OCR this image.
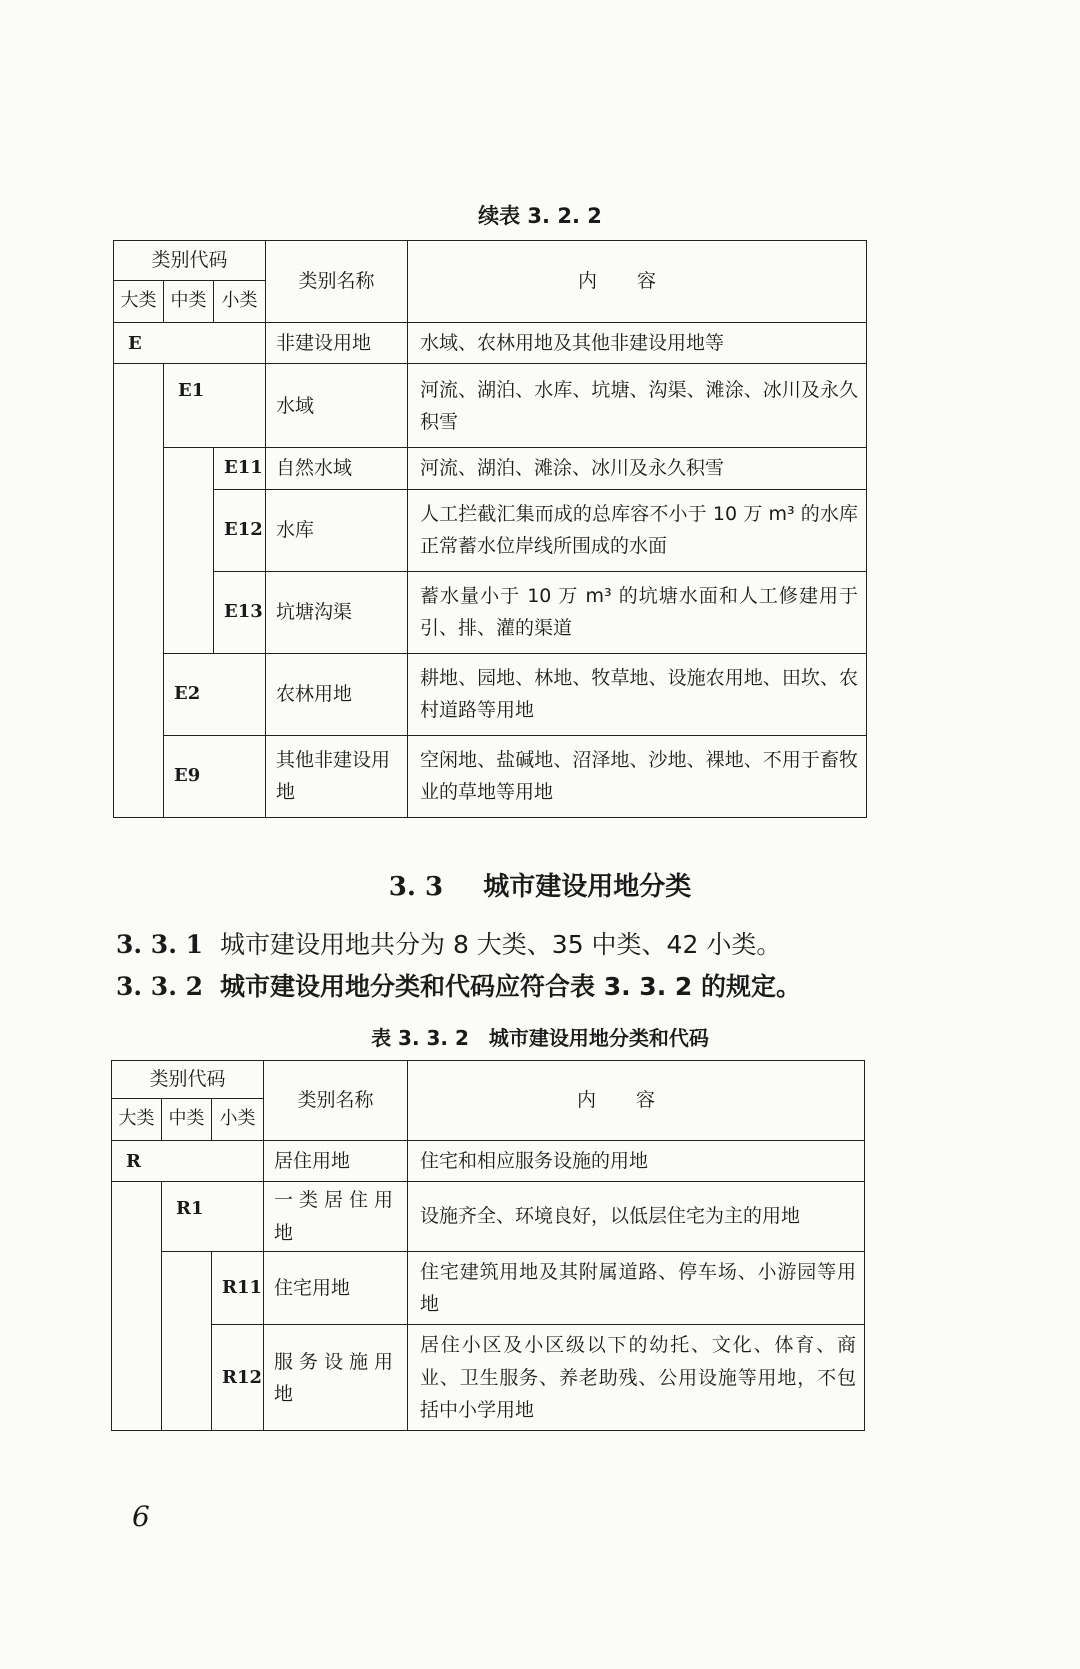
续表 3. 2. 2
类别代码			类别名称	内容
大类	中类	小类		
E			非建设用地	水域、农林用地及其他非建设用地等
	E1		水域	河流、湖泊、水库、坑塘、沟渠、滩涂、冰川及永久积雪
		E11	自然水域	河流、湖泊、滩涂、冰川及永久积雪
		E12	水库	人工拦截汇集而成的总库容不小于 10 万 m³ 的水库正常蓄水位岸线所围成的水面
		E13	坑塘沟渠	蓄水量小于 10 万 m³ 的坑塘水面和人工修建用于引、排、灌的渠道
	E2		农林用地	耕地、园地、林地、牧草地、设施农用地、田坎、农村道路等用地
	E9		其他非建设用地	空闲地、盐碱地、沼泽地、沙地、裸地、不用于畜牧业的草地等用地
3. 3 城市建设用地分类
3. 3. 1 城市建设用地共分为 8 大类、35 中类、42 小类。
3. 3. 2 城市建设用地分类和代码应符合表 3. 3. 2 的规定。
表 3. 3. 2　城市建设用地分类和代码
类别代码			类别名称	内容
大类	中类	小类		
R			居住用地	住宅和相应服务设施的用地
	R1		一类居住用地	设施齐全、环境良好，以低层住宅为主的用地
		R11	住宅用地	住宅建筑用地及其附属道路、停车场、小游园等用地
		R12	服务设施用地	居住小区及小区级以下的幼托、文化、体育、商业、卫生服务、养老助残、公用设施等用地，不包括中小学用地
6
◆ ◆ ◆ ◆ ◆ ◆ ◆
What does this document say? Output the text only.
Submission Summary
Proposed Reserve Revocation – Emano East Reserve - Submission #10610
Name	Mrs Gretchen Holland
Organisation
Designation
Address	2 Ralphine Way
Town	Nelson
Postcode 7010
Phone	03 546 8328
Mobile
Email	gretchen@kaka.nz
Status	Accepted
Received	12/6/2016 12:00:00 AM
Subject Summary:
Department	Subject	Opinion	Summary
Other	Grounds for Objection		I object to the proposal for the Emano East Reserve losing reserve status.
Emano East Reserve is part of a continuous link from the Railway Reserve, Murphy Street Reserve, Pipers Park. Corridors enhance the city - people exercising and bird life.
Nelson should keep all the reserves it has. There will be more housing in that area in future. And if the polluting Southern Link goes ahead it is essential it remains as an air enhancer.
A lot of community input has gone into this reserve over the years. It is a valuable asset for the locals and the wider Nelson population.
◆ ◆ ◆ ◆ ◆ ◆ ◆
__Stated exercise__:
Find the word "Emano" in the records and pull out each line that has it.

__Response below__:
Proposed Reserve Revocation – Emano East Reserve - Submission #10610
Other	Grounds for Objection		I object to the proposal for the Emano East Reserve losing reserve status.
Emano East Reserve is part of a continuous link from the Railway Reserve, Murphy Street Reserve, Pipers Park. Corridors enhance the city - people exercising and bird life.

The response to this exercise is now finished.